- _Texto fornecido_:

Mapas de Westeros e do Reino Unido lado a lado
Entretanto... em seu afã de passar sua mensagem positiva, penso que Boyega pisou na bola com as obras que escolheu. O Senhor dos Anéis, trilogia que saiu da obra de J.R.R. Tolkien, é passada na Terra Média, mundo criado pelo escritor britânico com o Reino Unido como inspiração. A obra é uma metáfora (embora Tolkien detestasse que se dissesse tal coisa) da Inglaterra, sua formação, seus valores e seus mitos. Já Game of Thrones é baseada nas Crônicas de Gelo e Fogo, de George R.R. Martin, obra profundamente influenciada pela de Tolkien (não, o RR em comum não é mera coincidência, mas uma homenagem), contando uma história que se passa em um mundo imaginário que, adivinhe... é uma metáfora para a história do Reino Unido! Na obra de Martin, até o mapa dos Sete Reinos pode ser facilmente comparado ao mapa da Grã-Bretanha, enquanto o continente além do Mar Estreito é a Europa continental; ou seja, nas duas obras está-se falando de um lugar específico, ainda que metaforicamente, um lugar com uma história própria, mitologia própria e... população branca! Ok, eu sei que hoje em dia não há mais hegemonia étnica no Reino Unido, e Boyega é um bom exemplo disso, mas ambas as obras não tratam do século XX (sequer do século XIX), mas sim se passam em um período “medieval”, época em que as tribos anglo haviam se juntado com os saxões (ambos de etnia branca) e mesmo quem não havia se juntado, como os escoceses e irlandeses, eram igualmente brancos; ou seja, não há sentido em haverem negros tanto na Terra Média quanto em Westeros!

- _Material de estudo_:
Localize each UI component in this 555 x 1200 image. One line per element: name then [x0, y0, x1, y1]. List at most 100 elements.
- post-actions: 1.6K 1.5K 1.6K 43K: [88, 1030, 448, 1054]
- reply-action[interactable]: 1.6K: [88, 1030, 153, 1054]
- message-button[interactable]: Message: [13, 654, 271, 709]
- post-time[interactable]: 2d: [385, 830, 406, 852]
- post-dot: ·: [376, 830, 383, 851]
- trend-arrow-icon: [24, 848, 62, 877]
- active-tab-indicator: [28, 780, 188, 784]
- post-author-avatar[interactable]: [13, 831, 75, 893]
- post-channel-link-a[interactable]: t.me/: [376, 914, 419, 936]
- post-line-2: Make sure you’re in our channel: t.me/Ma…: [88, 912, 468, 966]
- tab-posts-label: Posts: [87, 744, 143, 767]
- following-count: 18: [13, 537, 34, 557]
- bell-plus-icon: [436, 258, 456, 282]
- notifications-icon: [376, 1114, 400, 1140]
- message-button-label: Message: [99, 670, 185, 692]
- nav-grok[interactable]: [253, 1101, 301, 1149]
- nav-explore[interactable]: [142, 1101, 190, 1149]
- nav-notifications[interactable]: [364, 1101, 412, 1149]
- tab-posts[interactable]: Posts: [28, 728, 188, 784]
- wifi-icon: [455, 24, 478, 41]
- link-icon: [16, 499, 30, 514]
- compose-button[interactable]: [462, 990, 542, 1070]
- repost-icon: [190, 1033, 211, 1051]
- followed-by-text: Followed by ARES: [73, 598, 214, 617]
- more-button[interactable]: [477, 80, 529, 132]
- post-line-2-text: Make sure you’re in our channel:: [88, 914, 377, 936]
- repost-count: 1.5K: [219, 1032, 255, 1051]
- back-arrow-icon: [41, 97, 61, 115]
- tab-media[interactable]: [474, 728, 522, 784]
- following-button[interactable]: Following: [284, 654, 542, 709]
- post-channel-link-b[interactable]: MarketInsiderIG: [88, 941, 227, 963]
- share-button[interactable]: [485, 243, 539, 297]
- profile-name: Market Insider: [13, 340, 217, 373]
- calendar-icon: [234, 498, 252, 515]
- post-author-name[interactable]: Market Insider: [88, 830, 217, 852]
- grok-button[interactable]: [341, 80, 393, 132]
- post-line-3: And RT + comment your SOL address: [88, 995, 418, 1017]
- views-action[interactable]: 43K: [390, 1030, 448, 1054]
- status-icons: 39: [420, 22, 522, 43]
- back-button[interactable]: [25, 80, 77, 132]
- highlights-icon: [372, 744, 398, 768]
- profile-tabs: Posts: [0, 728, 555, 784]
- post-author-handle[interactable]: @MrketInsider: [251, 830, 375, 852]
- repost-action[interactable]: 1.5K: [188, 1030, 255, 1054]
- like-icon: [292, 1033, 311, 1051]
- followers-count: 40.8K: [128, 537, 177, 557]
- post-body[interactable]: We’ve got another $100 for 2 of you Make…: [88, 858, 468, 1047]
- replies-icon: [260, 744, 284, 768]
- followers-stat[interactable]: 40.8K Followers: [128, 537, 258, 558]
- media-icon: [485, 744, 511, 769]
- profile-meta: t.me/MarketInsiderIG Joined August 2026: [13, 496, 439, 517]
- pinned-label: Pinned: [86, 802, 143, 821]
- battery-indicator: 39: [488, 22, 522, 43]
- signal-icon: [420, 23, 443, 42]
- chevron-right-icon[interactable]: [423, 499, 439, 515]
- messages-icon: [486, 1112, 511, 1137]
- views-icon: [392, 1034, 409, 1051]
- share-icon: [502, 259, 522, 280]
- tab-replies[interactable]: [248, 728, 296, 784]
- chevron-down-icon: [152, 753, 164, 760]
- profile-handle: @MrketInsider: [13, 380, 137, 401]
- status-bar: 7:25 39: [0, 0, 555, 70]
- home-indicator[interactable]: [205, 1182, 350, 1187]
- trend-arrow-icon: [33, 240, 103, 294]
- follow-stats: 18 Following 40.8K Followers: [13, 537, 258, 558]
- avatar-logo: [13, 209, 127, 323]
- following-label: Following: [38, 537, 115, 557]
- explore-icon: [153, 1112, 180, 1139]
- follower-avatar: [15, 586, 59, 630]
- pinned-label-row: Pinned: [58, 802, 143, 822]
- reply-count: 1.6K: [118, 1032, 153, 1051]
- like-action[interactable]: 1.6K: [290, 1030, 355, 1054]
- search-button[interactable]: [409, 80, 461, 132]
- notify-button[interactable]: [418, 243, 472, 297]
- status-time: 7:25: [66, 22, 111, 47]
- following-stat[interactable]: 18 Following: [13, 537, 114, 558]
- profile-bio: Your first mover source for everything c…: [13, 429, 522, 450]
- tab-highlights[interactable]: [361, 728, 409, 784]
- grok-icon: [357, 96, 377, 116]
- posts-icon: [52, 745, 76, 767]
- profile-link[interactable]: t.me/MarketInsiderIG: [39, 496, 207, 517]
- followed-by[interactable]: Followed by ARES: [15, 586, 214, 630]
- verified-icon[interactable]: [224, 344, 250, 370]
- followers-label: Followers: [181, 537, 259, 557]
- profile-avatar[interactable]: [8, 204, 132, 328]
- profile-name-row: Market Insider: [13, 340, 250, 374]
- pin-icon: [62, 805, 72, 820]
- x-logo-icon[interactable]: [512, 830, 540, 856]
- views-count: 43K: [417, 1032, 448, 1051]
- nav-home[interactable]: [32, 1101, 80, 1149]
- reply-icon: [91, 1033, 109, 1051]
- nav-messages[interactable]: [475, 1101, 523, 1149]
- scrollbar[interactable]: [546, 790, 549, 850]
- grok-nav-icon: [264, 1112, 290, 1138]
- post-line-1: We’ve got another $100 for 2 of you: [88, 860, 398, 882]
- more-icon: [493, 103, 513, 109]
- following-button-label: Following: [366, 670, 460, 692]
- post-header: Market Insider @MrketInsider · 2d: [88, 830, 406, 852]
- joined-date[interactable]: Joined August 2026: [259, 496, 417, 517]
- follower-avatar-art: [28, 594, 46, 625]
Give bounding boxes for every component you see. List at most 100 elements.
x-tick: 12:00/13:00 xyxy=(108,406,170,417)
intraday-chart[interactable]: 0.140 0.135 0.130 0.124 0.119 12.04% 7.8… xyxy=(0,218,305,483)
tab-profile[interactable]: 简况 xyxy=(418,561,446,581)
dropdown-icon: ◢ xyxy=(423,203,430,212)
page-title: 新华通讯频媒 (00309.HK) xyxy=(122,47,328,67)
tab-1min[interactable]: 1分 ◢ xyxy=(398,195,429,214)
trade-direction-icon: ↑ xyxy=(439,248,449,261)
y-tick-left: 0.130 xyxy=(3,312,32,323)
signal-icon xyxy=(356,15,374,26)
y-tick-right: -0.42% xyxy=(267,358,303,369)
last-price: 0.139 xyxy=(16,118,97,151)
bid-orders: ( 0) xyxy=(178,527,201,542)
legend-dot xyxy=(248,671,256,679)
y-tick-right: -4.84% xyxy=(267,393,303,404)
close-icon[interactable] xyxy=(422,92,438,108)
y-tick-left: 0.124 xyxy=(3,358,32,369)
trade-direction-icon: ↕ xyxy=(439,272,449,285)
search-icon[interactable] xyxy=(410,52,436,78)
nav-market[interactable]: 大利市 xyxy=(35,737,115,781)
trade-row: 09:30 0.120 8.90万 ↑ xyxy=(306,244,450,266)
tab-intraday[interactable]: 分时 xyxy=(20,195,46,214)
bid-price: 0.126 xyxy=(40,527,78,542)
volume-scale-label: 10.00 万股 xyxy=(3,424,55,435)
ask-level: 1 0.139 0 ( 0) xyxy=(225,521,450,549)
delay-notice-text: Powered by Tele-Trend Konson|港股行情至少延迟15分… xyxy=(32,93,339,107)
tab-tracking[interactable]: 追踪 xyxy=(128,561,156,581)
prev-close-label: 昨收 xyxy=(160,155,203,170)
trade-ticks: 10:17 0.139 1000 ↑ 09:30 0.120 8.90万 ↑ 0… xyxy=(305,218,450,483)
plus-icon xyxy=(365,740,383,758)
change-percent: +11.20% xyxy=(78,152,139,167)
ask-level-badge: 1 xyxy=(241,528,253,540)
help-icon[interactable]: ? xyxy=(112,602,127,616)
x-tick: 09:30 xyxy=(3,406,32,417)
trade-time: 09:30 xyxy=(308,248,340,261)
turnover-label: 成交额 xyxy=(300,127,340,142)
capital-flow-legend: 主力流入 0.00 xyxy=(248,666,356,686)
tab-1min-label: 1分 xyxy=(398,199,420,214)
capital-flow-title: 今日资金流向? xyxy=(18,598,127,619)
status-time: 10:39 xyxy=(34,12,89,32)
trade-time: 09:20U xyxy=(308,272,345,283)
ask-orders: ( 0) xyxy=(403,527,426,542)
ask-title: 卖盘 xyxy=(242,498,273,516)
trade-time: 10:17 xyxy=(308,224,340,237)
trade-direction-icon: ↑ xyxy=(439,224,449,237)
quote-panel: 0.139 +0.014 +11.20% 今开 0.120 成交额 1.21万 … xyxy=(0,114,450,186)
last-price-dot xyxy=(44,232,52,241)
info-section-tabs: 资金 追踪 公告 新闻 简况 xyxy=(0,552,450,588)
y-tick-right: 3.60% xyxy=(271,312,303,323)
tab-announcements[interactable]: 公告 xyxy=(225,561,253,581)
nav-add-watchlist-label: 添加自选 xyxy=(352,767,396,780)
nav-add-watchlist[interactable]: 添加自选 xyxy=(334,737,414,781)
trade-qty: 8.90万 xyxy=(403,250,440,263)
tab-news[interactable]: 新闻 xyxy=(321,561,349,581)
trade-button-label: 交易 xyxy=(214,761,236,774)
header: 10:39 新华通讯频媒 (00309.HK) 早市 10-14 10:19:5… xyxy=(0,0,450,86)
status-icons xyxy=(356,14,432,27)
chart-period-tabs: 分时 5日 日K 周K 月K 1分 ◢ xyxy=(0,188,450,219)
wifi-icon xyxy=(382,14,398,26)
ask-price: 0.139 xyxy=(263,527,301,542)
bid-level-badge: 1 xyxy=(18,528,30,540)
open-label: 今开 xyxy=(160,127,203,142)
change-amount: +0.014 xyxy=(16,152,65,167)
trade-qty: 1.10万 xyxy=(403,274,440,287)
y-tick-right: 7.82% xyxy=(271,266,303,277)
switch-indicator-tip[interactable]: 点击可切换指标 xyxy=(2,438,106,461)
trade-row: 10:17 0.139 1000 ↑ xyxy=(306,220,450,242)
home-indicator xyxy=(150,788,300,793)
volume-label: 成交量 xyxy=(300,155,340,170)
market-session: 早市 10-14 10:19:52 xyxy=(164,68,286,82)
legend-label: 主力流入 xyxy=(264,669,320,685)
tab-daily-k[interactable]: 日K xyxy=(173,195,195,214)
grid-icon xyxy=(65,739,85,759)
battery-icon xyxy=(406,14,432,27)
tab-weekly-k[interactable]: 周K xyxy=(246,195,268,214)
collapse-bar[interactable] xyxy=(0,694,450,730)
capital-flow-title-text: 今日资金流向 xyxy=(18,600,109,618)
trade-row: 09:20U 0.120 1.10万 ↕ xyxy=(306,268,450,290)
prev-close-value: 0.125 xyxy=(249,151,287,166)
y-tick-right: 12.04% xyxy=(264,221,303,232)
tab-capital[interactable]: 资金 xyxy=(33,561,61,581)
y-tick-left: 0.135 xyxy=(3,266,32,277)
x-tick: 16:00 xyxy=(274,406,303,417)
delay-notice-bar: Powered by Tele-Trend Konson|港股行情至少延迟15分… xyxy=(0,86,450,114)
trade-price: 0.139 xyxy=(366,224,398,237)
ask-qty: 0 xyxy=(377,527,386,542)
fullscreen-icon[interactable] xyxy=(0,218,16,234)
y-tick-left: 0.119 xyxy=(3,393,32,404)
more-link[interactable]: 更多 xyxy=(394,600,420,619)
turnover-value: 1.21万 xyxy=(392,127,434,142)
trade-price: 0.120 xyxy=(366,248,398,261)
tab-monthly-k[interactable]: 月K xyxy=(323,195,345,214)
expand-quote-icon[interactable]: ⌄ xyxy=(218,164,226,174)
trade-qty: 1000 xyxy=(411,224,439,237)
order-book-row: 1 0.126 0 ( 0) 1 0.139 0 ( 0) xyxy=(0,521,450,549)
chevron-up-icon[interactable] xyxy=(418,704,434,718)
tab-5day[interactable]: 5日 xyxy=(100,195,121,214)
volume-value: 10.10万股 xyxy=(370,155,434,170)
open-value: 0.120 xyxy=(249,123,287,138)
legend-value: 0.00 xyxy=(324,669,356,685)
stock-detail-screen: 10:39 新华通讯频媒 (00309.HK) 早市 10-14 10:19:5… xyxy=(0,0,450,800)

- _Objetivo da tarefa_: Diga se cada afirmação a seguir está de acordo com o texto fornecido, respondendo sim ou não e citando literalmente as palavras do texto que decidem a resposta. (a) A Terra Média foi criada por Tolkien com o Reino Unido como inspiração. (b) Tolkien gostava que sua obra fosse chamada de metáfora da Inglaterra. (c) Na obra de Martin, o continente além do Mar Estreito corresponde à Europa continental.

- _Solução da tarefa_:
(a) Sim: "mundo criado pelo escritor britânico com o Reino Unido como inspiração".
(b) Não: "embora Tolkien detestasse que se dissesse tal coisa".
(c) Sim: "enquanto o continente além do Mar Estreito é a Europa continental".